What the task requires:
Keep every line where the word "style" appears; drop the rest.

○ ○ ○ ○ ○

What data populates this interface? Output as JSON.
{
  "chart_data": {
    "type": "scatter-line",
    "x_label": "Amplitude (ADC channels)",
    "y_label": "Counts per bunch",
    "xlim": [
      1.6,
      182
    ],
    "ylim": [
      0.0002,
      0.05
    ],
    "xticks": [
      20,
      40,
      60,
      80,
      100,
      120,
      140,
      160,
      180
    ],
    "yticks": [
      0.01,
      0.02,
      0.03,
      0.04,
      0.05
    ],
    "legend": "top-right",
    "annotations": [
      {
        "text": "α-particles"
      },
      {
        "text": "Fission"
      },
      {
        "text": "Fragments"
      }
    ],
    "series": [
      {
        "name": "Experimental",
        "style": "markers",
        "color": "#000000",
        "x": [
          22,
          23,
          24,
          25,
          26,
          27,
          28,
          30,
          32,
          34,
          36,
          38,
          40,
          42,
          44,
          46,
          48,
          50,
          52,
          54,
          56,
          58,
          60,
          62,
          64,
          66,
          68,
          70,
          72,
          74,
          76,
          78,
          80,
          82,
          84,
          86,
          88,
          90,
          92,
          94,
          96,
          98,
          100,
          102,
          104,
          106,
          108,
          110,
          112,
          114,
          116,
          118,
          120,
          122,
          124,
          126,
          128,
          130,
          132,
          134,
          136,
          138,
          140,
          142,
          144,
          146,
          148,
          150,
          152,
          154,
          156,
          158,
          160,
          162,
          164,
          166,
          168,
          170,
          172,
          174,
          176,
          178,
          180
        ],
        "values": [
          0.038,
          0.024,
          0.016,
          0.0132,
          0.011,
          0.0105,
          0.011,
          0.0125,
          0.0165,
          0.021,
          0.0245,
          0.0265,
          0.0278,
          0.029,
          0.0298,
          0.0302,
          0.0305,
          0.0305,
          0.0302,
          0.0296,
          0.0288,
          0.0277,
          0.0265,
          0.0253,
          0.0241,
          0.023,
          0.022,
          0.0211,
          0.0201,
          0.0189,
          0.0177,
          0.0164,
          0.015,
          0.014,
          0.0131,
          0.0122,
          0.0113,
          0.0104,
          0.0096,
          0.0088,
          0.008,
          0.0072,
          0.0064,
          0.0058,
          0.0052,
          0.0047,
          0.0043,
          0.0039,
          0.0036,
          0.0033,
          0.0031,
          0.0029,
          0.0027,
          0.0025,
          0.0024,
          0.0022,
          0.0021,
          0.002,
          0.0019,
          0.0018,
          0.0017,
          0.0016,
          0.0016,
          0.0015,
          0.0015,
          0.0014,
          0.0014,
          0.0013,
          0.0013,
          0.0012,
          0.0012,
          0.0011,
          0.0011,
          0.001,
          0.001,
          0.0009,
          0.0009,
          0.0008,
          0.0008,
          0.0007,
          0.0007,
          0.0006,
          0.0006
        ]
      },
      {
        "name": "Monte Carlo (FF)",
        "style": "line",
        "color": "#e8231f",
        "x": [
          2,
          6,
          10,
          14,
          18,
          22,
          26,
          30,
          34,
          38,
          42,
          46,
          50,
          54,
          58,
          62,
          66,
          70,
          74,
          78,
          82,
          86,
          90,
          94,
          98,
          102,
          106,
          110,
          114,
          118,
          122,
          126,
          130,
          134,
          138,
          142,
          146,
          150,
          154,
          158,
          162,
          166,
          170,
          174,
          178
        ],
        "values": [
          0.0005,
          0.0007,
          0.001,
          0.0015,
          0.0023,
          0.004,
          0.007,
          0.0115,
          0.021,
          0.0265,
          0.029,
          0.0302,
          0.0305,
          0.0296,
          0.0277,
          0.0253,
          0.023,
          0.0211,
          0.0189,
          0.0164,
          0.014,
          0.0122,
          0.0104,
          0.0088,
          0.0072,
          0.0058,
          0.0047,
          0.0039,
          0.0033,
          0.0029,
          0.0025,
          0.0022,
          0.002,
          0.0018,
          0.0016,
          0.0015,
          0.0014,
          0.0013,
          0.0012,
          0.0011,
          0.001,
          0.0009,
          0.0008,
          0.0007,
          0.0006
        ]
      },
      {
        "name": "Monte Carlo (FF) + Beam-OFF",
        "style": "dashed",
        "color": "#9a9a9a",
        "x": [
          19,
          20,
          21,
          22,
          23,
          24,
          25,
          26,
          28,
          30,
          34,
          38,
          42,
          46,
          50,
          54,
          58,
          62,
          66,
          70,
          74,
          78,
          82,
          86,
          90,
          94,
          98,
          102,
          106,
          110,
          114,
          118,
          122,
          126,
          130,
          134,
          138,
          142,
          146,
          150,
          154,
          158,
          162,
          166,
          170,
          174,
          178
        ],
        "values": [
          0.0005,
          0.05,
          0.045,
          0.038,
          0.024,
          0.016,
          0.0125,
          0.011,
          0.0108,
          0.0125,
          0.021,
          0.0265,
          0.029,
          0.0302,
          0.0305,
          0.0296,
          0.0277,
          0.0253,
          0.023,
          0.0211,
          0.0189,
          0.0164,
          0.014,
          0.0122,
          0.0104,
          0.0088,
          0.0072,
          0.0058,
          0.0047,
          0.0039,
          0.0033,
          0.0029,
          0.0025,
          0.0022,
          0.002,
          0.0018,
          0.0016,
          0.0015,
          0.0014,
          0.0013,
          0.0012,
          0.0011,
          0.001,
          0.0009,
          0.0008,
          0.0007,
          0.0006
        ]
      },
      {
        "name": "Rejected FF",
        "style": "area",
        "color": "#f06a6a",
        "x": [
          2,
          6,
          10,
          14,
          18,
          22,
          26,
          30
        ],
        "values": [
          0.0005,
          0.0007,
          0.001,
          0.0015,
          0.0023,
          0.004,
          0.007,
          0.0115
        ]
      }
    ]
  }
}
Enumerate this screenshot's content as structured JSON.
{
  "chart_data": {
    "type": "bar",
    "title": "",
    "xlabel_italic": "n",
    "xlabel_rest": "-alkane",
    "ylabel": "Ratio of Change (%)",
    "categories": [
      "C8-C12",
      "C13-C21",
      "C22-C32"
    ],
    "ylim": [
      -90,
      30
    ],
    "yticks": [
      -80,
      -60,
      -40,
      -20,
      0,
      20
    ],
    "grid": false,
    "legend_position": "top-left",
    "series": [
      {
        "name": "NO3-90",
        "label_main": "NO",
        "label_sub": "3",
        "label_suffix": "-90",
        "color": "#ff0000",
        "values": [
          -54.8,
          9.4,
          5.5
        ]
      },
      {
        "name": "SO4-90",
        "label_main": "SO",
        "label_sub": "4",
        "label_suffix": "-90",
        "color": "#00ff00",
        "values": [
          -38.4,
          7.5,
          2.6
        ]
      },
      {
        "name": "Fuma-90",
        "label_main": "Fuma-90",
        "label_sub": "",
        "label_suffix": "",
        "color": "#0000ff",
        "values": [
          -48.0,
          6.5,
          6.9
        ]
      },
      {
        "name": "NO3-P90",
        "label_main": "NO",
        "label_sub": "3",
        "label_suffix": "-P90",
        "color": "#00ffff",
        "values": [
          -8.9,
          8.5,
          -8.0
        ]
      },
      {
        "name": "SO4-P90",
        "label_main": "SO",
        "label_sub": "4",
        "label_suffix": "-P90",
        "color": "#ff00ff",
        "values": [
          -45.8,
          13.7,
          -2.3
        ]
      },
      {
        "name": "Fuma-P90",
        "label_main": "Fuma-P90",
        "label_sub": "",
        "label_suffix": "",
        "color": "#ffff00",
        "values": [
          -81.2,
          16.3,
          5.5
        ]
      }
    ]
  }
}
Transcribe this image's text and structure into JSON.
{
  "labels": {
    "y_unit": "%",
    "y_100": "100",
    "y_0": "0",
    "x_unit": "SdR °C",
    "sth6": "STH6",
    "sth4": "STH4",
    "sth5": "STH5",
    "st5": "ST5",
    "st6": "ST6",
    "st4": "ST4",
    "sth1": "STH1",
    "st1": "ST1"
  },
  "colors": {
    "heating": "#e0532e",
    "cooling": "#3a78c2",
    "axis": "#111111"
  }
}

○ ○ ○ ○ ○

Answer for the task:
        "style": "markers",
        "style": "line",
        "style": "dashed",
        "style": "area",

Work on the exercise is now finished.